■ **Supplied material**

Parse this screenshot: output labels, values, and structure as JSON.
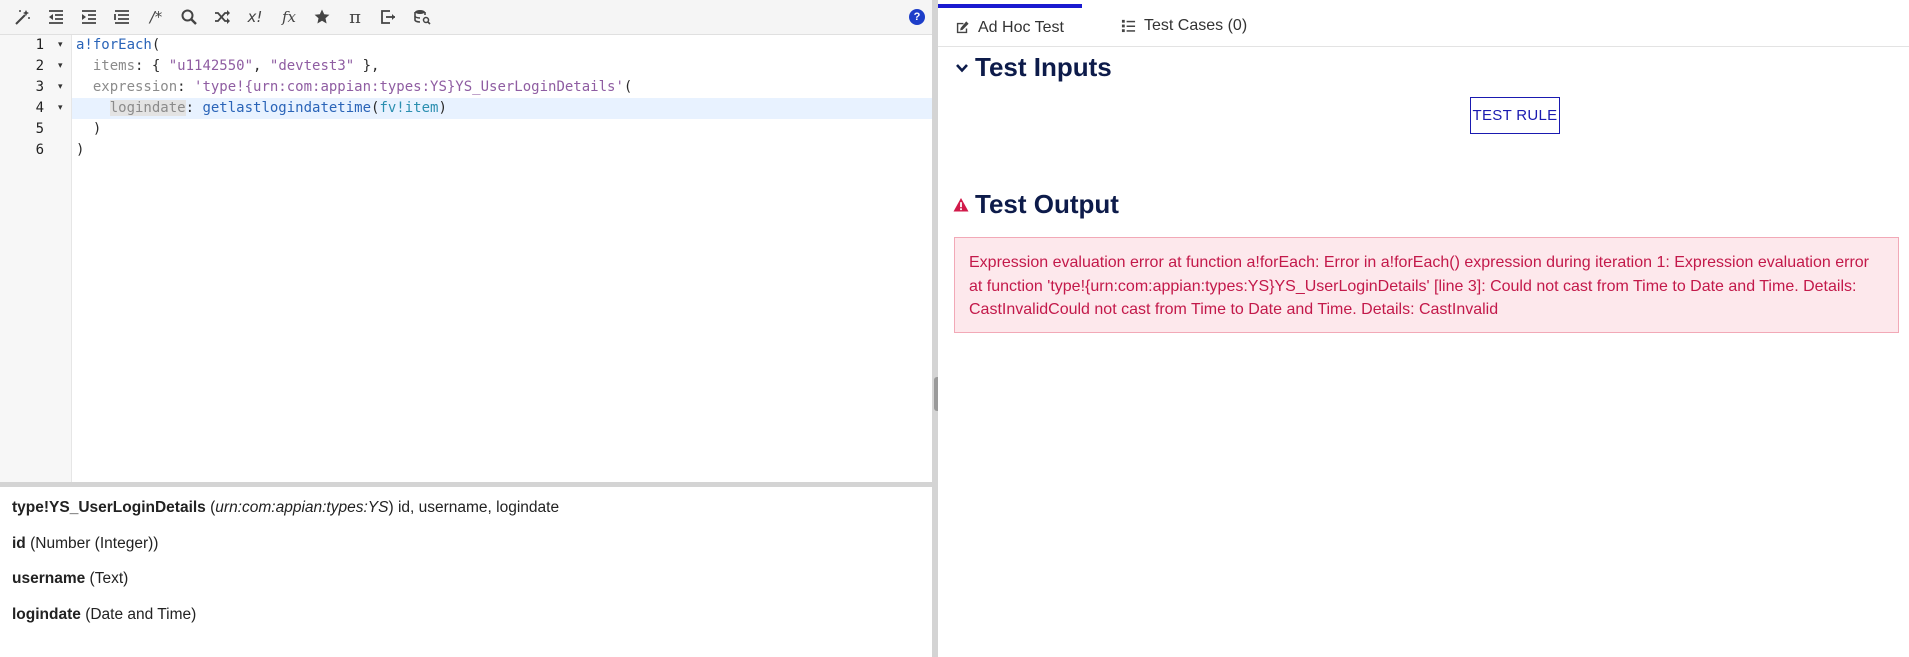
{
  "toolbar": {
    "buttons": [
      {
        "name": "magic-wand-icon"
      },
      {
        "name": "outdent-icon"
      },
      {
        "name": "indent-icon"
      },
      {
        "name": "format-list-icon"
      },
      {
        "name": "comment-icon",
        "glyph": "/*"
      },
      {
        "name": "search-icon"
      },
      {
        "name": "shuffle-icon"
      },
      {
        "name": "not-icon",
        "glyph": "x!"
      },
      {
        "name": "function-icon",
        "glyph": "fx"
      },
      {
        "name": "star-icon"
      },
      {
        "name": "pi-icon",
        "glyph": "π"
      },
      {
        "name": "export-icon"
      },
      {
        "name": "database-search-icon"
      }
    ],
    "help_glyph": "?"
  },
  "editor": {
    "line_numbers": [
      "1",
      "2",
      "3",
      "4",
      "5",
      "6"
    ],
    "fold_markers": [
      "▾",
      "▾",
      "▾",
      "▾",
      "",
      ""
    ],
    "lines": {
      "l1_fn": "a!forEach",
      "l1_rest": "(",
      "l2_indent": "  ",
      "l2_key": "items",
      "l2_p1": ": { ",
      "l2_s1": "\"u1142550\"",
      "l2_p2": ", ",
      "l2_s2": "\"devtest3\"",
      "l2_p3": " },",
      "l3_indent": "  ",
      "l3_key": "expression",
      "l3_p1": ": ",
      "l3_str": "'type!{urn:com:appian:types:YS}YS_UserLoginDetails'",
      "l3_p2": "(",
      "l4_indent": "    ",
      "l4_key": "logindate",
      "l4_p1": ": ",
      "l4_fn": "getlastlogindatetime",
      "l4_p2": "(",
      "l4_kw": "fv!item",
      "l4_p3": ")",
      "l5": "  )",
      "l6": ")"
    }
  },
  "docs": {
    "type_name": "type!YS_UserLoginDetails",
    "type_paren_open": " (",
    "type_ns": "urn:com:appian:types:YS",
    "type_paren_close": ")",
    "type_fields": " id, username, logindate",
    "fields": [
      {
        "name": "id",
        "type": " (Number (Integer))"
      },
      {
        "name": "username",
        "type": " (Text)"
      },
      {
        "name": "logindate",
        "type": " (Date and Time)"
      }
    ]
  },
  "tabs": [
    {
      "label": "Ad Hoc Test",
      "icon": "edit-icon",
      "active": true
    },
    {
      "label": "Test Cases (0)",
      "icon": "list-icon",
      "active": false
    }
  ],
  "test_inputs": {
    "title": "Test Inputs",
    "button_label": "TEST RULE"
  },
  "test_output": {
    "title": "Test Output",
    "error": "Expression evaluation error at function a!forEach: Error in a!forEach() expression during iteration 1: Expression evaluation error at function 'type!{urn:com:appian:types:YS}YS_UserLoginDetails' [line 3]: Could not cast from Time to Date and Time. Details: CastInvalidCould not cast from Time to Date and Time. Details: CastInvalid"
  },
  "colors": {
    "accent": "#1a1ad0",
    "title": "#0d1b4a",
    "error_text": "#c3194a",
    "error_bg": "#fde8ec",
    "warning_icon": "#d11a4a"
  }
}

■ **Exercise description**
Copy all lines from the material that include "title".

■ **Result**
    "title": "Test Inputs",
    "title": "Test Output",
    "title": "#0d1b4a",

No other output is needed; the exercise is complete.